==== Text segment ====
Johnson v. Rycroft

Decision Date25 July 1908
Docket Number(No. 1,186.)
Citation4 Ga.App. 547,61 S.E. 1052
PartiesJOHNSON. v. RYCROFT.
CourtGeorgia Court of Appeals
1. Trial—Nonsuit.

The nonsuit was proper because, admitting all the facts proved and all reasonable deductions from them, plaintiff ought not to recover.

[Ed. Note.—For cases in point, see Cent. Dig. vol. 46, Trial, § 360.]

2. Frauds, Statute of — Promise to Pay Debt of Another—Consideration.

(a) In order to bind the promisor, the written promise of one who undertakes to pay the debt of another must contain a clear statement of the agreement, indicate knowledge of the amount promised to be paid, and show who is the promisee, as well as the promisor.

(b) The terms of a promise to assume the debt of another cannot be settled by parol.

(c) The promise to pay the pre-existing debt of another is nudum pactum, unless some benefit be secured to the debtor or to the promisor.

[Ed. Note.—For cases in point, see Cent. Dig. vol. 23, Frauds, Statute of, §§ 240, 241.]

(Syllabus by the Court.)

Error from City Court of Dawson; M. C. Edwards, Judge.

Action by W. A. Johnson against T. D. Rycroft. From a judgment of nonsuit, plaintiff appeals. Affirmed.

Raines & Gurr, for plaintiff in error.

H. A. Wilkinson, for defendant in error.

RUSSELL, J. The plaintiff in error excepts to the grant of a nonsuit. It appears perfectly plain to us that the nonsuit was properly granted.
====
• What you should do:
Copy out the Johnson v. Rycroft court decision word for word, from start to finish.
==== Data segment ====
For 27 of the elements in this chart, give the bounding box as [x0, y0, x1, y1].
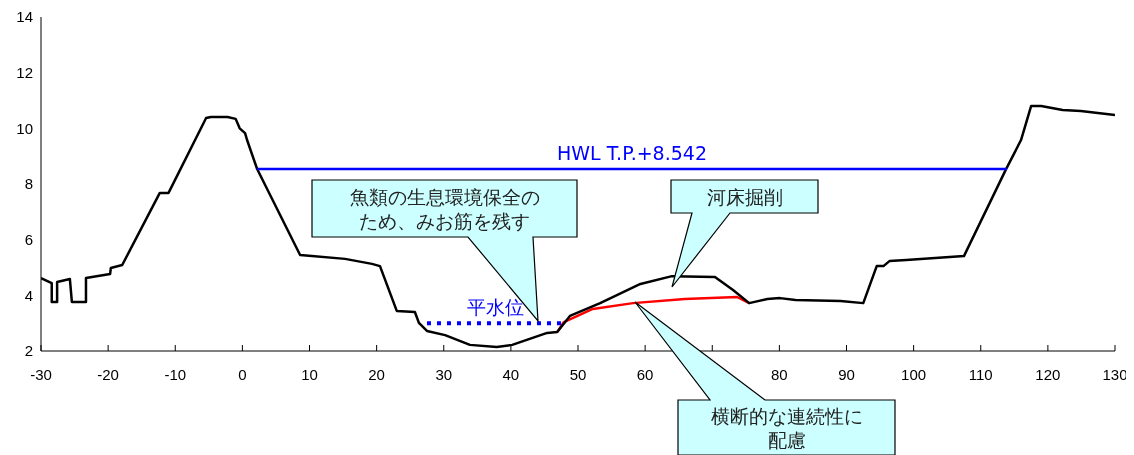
====
• Exercise output:
Johnson v. Rycroft

Decision Date25 July 1908
Docket Number(No. 1,186.)
Citation4 Ga.App. 547,61 S.E. 1052
PartiesJOHNSON. v. RYCROFT.
CourtGeorgia Court of Appeals
1. Trial—Nonsuit.

The nonsuit was proper because, admitting all the facts proved and all reasonable deductions from them, plaintiff ought not to recover.

[Ed. Note.—For cases in point, see Cent. Dig. vol. 46, Trial, § 360.]

2. Frauds, Statute of — Promise to Pay Debt of Another—Consideration.

(a) In order to bind the promisor, the written promise of one who undertakes to pay the debt of another must contain a clear statement of the agreement, indicate knowledge of the amount promised to be paid, and show who is the promisee, as well as the promisor.

(b) The terms of a promise to assume the debt of another cannot be settled by parol.

(c) The promise to pay the pre-existing debt of another is nudum pactum, unless some benefit be secured to the debtor or to the promisor.

[Ed. Note.—For cases in point, see Cent. Dig. vol. 23, Frauds, Statute of, §§ 240, 241.]

(Syllabus by the Court.)

Error from City Court of Dawson; M. C. Edwards, Judge.

Action by W. A. Johnson against T. D. Rycroft. From a judgment of nonsuit, plaintiff appeals. Affirmed.

Raines & Gurr, for plaintiff in error.

H. A. Wilkinson, for defendant in error.

RUSSELL, J. The plaintiff in error excepts to the grant of a nonsuit. It appears perfectly plain to us that the nonsuit was properly granted.